■ Extrait source
━━━━

La revanche des rentiers

2013/10/16 | Par IREC


L’Institut de recherche en économie contemporaine (IRÉC) publie aujourd’hui une note de recherche portant sur la financiarisation de l’économie, phénomène connu, mais abordé ici sous l’angle du coût du capital. « La financiarisation de l’économie va bien au-delà de la seule spéculation financière. Elle met en évidence l’essor d’un capitalisme financier qui se traduit matériellement par un coût du capital plus élevé, avec des conséquences néfastes, tant sur le plan microéconomique que macroéconomique. Le “surcoût” du capital auquel il conduit est formé de revenus prélevés sur les entreprises qui n’ont, en dehors du risque entrepreneurial, aucune justification économique. C’est un phénomène de pure rente », a déclaré Gilles Bourque, chercheur à l’IRÉC.

Les données tirées de la recherche confirment l’un des éléments clés identifiés par les chercheurs s’intéressant au modèle de la financiarisation : le divorce entre la rentabilité croissante depuis deux décennies et l’accumulation médiocre du capital durant cette même période. « Le taux d’accumulation net passait de 8 % au cours des années 1950 à une moyenne de moins de 1 % pour le Québec pendant les années 2000 et de moins de 2 % pour le Canada au cours des deux dernières décennies. Il s’agit là d’un renversement du rythme de l’accumulation du capital. C’est un changement structurel fort qui marque un tournant majeur dans le modèle productif », a poursuivi l’auteur de la recherche.

Si cette situation s’expliquait principalement par une faiblesse de la demande, nous aurions dû constater des tendances semblables pour les profits des entreprises. Or, au contraire, pendant les mêmes années, les profits des entreprises connaissaient une évolution tout à fait différente. Depuis le début des années 1990, les marges bénéficiaires sont en augmentation constante.


Le transfert de « la valeur aux actionnaires »

Ces phénomènes s’expliquent par le « retour des actionnaires » dans la gouvernance des firmes avec, comme corolaire, le transfert de « la valeur aux actionnaires ». Dans tous les cas de figure présentés dans la recherche, l’importance des dividendes versés aux actionnaires connaît une croissance spectaculaire : alors que leur évolution est assez stable ou légèrement à la baisse pendant les années 1980 et la première moitié des années 1990, nous assistons depuis 1995 à une hausse spectaculaire des dividendes versés, dont l’importance a plus que doublé durant cette période.

Le versement des dividendes n’est pas le seul moyen pour transférer « la valeur aux actionnaires ». En raison d’un traitement fiscal avantageux des gains en capital, les entreprises ont été très actives dans le rachat d’actions. Pour les seules entreprises du TSX, on est passé de deux milliards $ de rachats d’actions en 1995 à près de 15 milliards $ en 2004. Malheureusement, ces moyens pour transférer « la valeur aux actionnaires » se font souvent aux dépens de la pérennité des entreprises qui engrangeaient ces profits.

━━━━

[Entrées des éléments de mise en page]
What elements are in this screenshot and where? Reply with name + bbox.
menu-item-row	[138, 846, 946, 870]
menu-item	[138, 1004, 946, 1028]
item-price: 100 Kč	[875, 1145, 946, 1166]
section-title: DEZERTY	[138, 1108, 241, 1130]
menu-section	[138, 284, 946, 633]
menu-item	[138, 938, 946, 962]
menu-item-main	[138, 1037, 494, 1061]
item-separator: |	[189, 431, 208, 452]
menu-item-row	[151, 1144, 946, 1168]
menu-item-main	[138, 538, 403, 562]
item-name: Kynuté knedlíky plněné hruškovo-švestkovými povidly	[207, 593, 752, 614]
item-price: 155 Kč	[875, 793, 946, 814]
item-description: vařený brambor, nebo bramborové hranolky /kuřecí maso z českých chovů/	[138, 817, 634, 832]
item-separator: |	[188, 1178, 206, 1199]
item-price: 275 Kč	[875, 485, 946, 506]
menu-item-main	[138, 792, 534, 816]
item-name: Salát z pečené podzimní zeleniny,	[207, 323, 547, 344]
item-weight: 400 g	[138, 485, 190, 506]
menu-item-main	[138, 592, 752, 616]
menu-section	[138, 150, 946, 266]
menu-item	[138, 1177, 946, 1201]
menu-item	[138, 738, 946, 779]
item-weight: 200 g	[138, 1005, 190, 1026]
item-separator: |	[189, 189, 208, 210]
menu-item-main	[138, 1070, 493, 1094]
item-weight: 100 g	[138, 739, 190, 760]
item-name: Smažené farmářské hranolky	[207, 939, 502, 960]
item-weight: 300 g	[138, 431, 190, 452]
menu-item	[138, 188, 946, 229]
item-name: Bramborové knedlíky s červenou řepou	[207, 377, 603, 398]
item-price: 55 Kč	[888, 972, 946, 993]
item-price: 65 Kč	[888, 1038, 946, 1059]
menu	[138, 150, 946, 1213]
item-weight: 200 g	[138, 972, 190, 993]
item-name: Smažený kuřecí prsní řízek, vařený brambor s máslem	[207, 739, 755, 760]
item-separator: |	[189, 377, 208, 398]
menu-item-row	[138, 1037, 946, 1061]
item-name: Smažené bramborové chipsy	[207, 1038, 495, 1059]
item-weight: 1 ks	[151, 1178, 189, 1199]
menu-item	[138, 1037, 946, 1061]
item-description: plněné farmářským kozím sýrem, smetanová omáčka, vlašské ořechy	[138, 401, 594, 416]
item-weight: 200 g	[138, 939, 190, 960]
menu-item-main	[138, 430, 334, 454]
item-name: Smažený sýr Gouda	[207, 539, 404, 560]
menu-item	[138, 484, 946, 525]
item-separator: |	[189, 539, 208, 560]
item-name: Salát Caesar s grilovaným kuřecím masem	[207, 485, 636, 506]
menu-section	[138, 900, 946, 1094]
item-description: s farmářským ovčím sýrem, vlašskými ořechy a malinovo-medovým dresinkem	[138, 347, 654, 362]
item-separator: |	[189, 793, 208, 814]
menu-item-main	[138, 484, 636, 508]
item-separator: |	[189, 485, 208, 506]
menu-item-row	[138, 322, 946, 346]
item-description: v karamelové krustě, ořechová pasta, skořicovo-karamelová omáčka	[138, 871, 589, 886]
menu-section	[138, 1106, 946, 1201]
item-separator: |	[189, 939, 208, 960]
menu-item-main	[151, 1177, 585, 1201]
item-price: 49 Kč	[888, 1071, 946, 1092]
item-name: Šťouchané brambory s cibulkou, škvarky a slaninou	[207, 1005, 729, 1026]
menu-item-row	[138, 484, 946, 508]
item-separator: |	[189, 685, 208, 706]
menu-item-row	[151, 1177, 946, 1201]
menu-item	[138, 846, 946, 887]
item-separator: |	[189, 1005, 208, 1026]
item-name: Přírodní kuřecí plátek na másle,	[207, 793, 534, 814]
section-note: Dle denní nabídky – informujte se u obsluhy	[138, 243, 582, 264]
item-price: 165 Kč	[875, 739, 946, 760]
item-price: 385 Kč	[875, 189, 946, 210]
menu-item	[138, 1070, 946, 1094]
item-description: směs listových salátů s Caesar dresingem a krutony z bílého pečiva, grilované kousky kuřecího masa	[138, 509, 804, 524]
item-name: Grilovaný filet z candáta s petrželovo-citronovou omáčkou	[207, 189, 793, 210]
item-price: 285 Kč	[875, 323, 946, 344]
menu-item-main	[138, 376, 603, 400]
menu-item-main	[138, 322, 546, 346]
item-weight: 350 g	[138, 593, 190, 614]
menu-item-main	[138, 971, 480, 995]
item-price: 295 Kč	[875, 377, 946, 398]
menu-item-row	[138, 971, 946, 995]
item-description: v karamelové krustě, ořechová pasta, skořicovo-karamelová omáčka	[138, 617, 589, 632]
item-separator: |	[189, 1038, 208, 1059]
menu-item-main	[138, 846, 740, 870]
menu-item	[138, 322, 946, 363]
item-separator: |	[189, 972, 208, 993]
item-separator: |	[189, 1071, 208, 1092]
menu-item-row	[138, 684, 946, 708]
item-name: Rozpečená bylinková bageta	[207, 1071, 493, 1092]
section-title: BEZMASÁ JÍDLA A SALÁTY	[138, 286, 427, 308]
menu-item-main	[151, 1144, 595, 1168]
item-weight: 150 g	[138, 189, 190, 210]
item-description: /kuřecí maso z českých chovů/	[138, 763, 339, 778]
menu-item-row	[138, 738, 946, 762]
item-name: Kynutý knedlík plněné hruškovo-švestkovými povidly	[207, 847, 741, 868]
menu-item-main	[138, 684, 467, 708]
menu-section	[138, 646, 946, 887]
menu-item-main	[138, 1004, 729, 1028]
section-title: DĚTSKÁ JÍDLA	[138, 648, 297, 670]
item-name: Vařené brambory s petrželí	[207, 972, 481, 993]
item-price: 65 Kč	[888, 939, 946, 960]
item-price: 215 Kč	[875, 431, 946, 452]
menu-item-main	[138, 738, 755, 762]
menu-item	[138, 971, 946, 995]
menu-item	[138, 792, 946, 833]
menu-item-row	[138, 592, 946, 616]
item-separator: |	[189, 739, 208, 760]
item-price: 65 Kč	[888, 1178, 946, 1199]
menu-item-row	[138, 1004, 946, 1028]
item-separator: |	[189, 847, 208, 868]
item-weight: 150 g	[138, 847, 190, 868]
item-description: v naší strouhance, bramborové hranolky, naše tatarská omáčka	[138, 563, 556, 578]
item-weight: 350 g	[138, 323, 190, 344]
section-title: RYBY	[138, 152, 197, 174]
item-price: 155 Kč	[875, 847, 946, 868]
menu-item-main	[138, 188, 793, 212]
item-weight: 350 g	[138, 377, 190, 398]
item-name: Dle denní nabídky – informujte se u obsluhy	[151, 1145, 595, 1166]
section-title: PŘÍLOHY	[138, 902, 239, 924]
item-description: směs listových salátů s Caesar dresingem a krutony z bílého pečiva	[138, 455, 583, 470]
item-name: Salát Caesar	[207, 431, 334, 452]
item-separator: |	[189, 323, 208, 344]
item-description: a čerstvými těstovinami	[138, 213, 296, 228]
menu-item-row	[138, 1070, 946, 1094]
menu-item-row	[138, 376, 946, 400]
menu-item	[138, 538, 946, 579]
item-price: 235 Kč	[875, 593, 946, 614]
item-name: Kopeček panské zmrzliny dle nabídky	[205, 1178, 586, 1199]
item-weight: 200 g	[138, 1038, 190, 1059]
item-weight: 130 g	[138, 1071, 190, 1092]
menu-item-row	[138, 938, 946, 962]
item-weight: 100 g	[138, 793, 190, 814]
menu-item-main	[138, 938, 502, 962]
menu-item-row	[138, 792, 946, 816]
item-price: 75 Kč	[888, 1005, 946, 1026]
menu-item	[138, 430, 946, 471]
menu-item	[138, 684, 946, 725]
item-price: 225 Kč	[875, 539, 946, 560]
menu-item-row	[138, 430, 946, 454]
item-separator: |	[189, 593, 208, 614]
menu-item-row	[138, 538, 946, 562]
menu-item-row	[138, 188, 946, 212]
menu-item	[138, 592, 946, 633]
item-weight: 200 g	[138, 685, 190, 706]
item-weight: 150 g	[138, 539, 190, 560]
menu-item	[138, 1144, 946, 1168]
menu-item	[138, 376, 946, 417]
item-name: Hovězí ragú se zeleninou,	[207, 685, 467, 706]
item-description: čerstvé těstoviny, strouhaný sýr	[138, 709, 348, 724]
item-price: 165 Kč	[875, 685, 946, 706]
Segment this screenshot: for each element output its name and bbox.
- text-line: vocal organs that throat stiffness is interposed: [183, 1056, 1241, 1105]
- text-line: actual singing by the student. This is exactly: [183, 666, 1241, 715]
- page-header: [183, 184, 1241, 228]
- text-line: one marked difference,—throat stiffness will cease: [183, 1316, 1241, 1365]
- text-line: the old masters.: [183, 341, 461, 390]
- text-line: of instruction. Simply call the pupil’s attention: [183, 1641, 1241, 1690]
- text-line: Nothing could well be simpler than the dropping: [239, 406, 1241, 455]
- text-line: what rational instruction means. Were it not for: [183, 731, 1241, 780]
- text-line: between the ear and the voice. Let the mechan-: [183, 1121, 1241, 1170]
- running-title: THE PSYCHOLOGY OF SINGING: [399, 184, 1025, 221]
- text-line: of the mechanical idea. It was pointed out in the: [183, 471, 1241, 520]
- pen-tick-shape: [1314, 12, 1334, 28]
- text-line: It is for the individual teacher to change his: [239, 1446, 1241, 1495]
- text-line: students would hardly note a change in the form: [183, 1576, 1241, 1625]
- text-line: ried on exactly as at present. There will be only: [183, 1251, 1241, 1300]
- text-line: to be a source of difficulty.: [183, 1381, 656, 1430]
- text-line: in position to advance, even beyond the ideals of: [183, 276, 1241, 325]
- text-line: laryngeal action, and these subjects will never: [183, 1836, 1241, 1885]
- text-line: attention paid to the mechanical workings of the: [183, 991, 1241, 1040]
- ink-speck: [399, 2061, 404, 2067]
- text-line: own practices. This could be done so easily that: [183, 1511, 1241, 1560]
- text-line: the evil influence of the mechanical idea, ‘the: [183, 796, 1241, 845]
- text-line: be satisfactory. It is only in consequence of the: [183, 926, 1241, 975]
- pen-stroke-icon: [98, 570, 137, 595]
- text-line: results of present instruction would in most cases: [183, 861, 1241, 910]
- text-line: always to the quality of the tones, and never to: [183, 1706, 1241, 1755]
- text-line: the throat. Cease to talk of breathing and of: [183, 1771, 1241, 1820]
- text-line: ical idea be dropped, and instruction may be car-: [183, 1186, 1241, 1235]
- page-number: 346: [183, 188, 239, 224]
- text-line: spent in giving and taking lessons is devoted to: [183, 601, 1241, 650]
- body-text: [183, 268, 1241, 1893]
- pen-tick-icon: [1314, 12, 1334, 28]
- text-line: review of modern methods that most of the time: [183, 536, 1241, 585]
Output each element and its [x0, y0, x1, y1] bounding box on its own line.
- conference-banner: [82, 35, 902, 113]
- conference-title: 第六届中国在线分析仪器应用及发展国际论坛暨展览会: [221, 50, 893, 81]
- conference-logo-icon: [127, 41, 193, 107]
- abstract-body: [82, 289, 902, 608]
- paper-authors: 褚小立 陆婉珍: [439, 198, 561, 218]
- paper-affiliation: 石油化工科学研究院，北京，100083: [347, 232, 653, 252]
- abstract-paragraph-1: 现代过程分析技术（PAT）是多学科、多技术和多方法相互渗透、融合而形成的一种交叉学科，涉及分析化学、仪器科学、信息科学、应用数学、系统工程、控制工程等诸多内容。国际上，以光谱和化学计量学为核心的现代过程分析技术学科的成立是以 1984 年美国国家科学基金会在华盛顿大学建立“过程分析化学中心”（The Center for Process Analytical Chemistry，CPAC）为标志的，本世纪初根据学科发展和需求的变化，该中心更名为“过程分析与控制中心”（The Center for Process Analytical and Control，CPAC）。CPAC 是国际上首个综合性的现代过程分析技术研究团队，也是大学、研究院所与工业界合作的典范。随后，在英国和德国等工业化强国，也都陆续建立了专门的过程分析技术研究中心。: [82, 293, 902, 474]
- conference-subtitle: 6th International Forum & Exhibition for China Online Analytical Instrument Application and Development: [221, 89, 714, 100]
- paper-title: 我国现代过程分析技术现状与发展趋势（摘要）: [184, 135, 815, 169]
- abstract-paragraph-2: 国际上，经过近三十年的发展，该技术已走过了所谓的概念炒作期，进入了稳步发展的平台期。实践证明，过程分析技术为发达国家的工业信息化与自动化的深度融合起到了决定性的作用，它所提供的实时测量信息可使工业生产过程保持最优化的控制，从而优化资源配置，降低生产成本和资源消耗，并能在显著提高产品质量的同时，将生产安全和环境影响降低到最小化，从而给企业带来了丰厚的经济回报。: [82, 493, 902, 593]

━━━━

■ Exercice
Transcrivez à l'identique tout le passage de l'extrait sur la financiarisation qui va de « Le versement des » jusqu'à « engrangeaient ces profits. ». Ces données constituent un ensemble distinct de l'extrait sur la financiarisation.

■ Résultat
Le versement des dividendes n’est pas le seul moyen pour transférer « la valeur aux actionnaires ». En raison d’un traitement fiscal avantageux des gains en capital, les entreprises ont été très actives dans le rachat d’actions. Pour les seules entreprises du TSX, on est passé de deux milliards $ de rachats d’actions en 1995 à près de 15 milliards $ en 2004. Malheureusement, ces moyens pour transférer « la valeur aux actionnaires » se font souvent aux dépens de la pérennité des entreprises qui engrangeaient ces profits.